=== What is expected ===
Your task is to repeat the entries underneath exactly, minus the pictures.

=== Task data ===
++++++
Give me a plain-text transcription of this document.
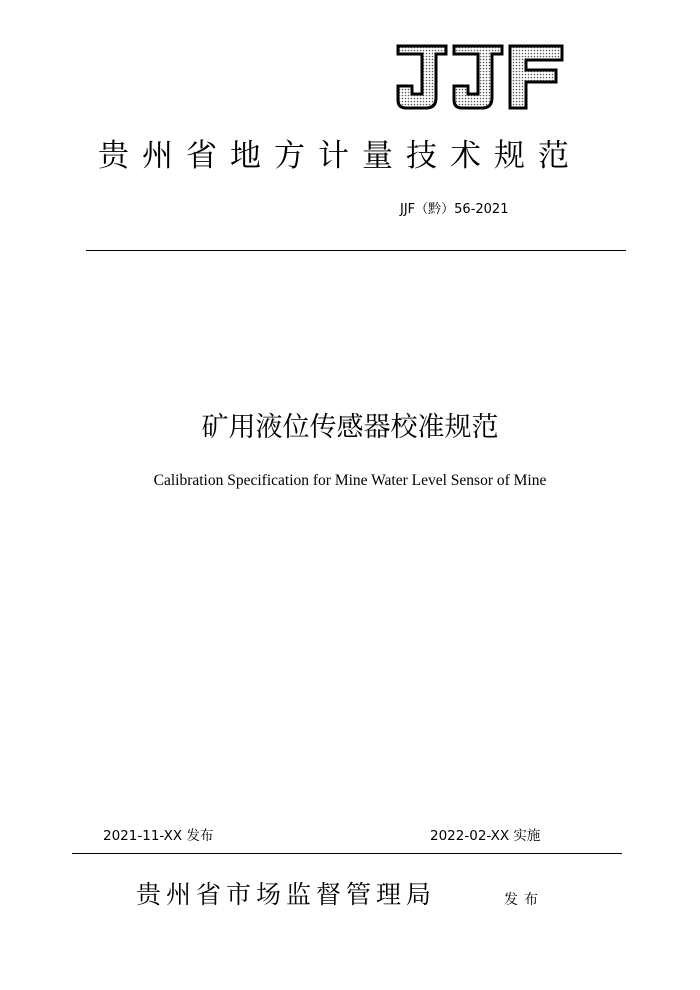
贵州省地方计量技术规范
JJF（黔）56-2021
矿用液位传感器校准规范
Calibration Specification for Mine Water Level Sensor of Mine
2021-11-XX 发布	2022-02-XX 实施
贵州省市场监督管理局	发布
++++++
=== Exercise solution ===
Give me a plain-text transcription of this document.
贵州省地方计量技术规范
JJF（黔）56-2021
矿用液位传感器校准规范
Calibration Specification for Mine Water Level Sensor of Mine
2021-11-XX 发布	2022-02-XX 实施
贵州省市场监督管理局	发布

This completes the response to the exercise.